[Data records]
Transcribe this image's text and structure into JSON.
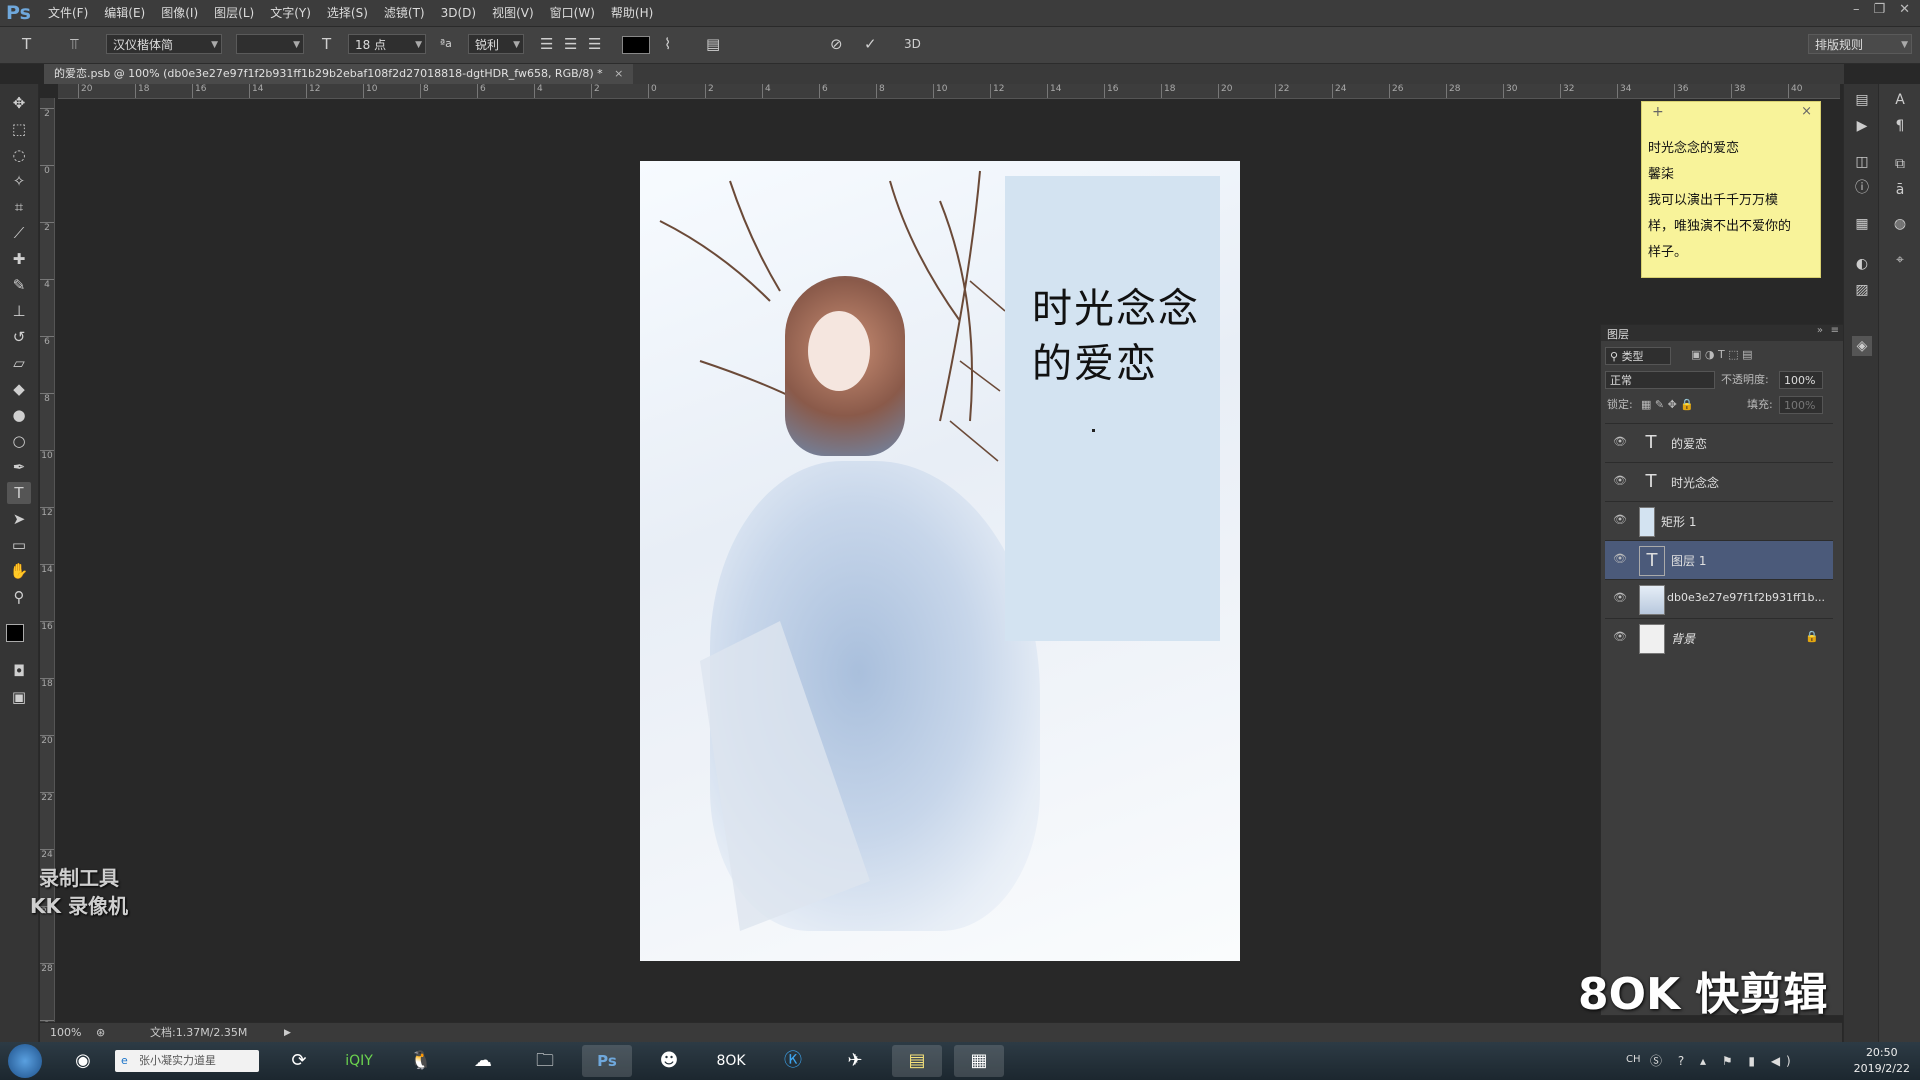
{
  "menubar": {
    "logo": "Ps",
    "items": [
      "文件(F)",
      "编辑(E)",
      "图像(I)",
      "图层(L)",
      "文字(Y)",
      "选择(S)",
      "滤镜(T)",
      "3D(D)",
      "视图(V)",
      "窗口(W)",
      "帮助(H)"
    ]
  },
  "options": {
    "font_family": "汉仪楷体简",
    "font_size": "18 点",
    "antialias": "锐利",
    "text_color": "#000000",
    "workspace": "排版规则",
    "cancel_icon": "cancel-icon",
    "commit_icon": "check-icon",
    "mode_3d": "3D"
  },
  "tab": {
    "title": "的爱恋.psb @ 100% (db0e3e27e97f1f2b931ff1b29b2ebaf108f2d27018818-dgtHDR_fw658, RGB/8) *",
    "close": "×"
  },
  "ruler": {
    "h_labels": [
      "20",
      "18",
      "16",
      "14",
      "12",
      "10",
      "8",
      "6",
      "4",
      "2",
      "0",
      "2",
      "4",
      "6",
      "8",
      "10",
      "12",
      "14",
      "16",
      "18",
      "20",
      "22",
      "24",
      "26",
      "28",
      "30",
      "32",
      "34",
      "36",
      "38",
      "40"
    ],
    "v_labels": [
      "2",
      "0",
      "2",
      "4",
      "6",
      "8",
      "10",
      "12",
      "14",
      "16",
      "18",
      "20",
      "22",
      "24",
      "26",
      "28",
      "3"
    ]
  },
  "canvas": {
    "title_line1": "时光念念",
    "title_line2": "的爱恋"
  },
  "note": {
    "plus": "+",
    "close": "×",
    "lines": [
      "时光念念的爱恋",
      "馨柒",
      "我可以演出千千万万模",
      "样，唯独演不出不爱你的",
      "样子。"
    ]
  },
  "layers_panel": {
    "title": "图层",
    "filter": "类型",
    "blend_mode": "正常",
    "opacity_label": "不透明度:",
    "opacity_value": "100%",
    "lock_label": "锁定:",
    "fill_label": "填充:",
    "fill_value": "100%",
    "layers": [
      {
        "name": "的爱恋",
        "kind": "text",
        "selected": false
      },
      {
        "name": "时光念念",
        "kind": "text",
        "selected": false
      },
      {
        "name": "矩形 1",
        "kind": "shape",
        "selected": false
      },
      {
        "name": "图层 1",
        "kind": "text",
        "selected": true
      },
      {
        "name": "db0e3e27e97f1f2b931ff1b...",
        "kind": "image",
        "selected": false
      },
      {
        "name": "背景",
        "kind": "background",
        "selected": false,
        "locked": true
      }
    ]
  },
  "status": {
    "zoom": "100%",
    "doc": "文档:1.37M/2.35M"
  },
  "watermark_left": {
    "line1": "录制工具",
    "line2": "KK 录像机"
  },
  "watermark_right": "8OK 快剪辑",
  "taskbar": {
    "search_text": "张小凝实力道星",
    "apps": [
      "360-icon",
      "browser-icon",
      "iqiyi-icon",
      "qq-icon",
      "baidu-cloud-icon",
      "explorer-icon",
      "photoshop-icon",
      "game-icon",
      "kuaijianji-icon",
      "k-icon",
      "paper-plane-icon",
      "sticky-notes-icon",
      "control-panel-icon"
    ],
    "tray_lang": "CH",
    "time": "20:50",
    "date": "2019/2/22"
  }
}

---

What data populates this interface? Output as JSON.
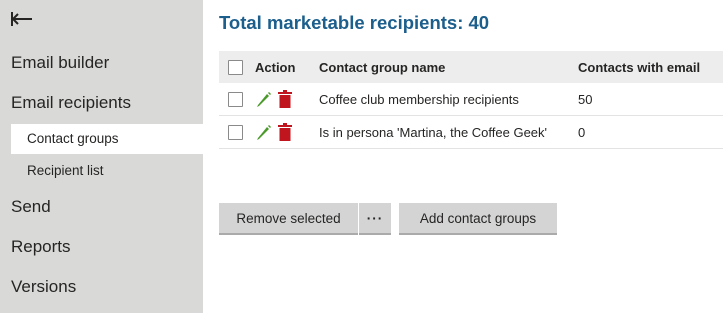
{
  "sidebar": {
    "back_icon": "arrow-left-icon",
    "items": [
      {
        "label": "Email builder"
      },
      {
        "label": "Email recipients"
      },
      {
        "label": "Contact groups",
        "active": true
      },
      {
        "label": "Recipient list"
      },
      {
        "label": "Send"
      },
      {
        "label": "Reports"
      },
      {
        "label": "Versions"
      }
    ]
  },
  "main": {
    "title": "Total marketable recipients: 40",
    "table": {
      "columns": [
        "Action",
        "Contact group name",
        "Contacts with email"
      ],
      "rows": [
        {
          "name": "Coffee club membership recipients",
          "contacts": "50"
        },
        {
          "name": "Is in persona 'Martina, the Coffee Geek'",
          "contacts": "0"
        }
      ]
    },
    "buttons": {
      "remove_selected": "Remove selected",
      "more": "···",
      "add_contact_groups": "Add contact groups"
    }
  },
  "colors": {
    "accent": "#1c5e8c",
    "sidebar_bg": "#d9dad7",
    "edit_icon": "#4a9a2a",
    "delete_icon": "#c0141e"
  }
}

■ Objective
Reproduce every line of the listing above in which the string "JSON" appears.

■ Task output
Transcribe this image's text and structure into JSON.
What data populates this interface? Output as JSON.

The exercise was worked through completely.